* **Your instructions**: Pictures do not belong in the copy, so please give every entry below again exactly.

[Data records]
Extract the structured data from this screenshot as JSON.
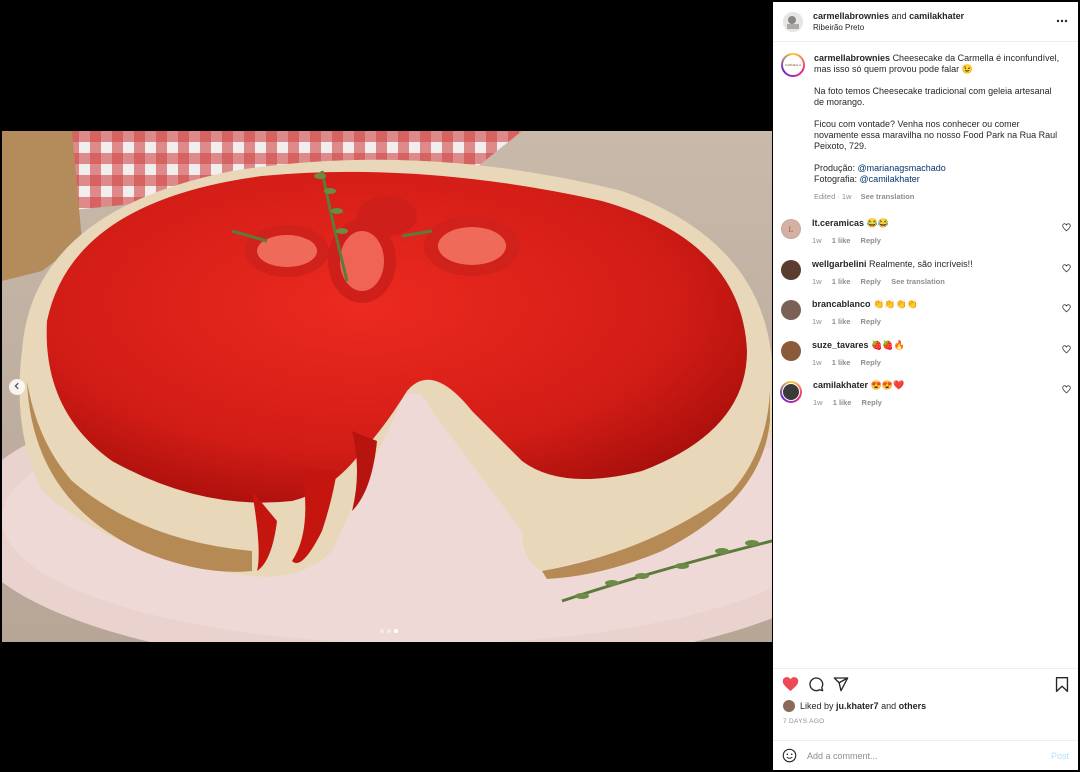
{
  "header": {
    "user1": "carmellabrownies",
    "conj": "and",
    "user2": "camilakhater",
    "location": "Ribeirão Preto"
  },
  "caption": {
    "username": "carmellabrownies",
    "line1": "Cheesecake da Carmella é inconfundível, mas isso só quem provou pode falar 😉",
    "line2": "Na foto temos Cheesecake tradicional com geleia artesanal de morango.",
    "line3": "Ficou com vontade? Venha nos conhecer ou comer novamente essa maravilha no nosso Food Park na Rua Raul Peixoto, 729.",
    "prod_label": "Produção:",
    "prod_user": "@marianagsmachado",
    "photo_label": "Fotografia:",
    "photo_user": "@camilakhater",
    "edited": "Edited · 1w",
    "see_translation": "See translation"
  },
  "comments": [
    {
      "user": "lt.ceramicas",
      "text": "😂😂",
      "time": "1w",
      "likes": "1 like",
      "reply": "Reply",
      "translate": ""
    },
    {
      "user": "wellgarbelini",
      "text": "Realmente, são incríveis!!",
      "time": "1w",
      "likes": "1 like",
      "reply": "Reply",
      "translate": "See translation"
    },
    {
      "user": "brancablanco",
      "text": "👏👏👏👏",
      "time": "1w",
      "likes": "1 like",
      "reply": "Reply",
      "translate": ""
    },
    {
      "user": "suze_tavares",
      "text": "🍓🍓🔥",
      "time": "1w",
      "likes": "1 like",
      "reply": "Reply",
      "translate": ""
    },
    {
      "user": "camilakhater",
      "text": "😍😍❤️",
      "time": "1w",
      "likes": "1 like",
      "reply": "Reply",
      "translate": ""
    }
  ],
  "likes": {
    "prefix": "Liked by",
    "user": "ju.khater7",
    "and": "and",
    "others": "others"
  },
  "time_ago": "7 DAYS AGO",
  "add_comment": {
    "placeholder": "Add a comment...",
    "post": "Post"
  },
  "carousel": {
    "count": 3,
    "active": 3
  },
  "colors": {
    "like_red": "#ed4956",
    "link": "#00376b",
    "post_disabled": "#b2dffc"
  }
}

* **Written answer**:
Extract the structured data from this screenshot as JSON.
{
  "header": {
    "user1": "carmellabrownies",
    "conj": "and",
    "user2": "camilakhater",
    "location": "Ribeirão Preto"
  },
  "caption": {
    "username": "carmellabrownies",
    "line1": "Cheesecake da Carmella é inconfundível, mas isso só quem provou pode falar 😉",
    "line2": "Na foto temos Cheesecake tradicional com geleia artesanal de morango.",
    "line3": "Ficou com vontade? Venha nos conhecer ou comer novamente essa maravilha no nosso Food Park na Rua Raul Peixoto, 729.",
    "prod_label": "Produção:",
    "prod_user": "@marianagsmachado",
    "photo_label": "Fotografia:",
    "photo_user": "@camilakhater",
    "edited": "Edited · 1w",
    "see_translation": "See translation"
  },
  "comments": [
    {
      "user": "lt.ceramicas",
      "text": "😂😂",
      "time": "1w",
      "likes": "1 like",
      "reply": "Reply",
      "translate": ""
    },
    {
      "user": "wellgarbelini",
      "text": "Realmente, são incríveis!!",
      "time": "1w",
      "likes": "1 like",
      "reply": "Reply",
      "translate": "See translation"
    },
    {
      "user": "brancablanco",
      "text": "👏👏👏👏",
      "time": "1w",
      "likes": "1 like",
      "reply": "Reply",
      "translate": ""
    },
    {
      "user": "suze_tavares",
      "text": "🍓🍓🔥",
      "time": "1w",
      "likes": "1 like",
      "reply": "Reply",
      "translate": ""
    },
    {
      "user": "camilakhater",
      "text": "😍😍❤️",
      "time": "1w",
      "likes": "1 like",
      "reply": "Reply",
      "translate": ""
    }
  ],
  "likes": {
    "prefix": "Liked by",
    "user": "ju.khater7",
    "and": "and",
    "others": "others"
  },
  "time_ago": "7 DAYS AGO",
  "add_comment": {
    "placeholder": "Add a comment...",
    "post": "Post"
  },
  "carousel": {
    "count": 3,
    "active": 3
  },
  "colors": {
    "like_red": "#ed4956",
    "link": "#00376b",
    "post_disabled": "#b2dffc"
  }
}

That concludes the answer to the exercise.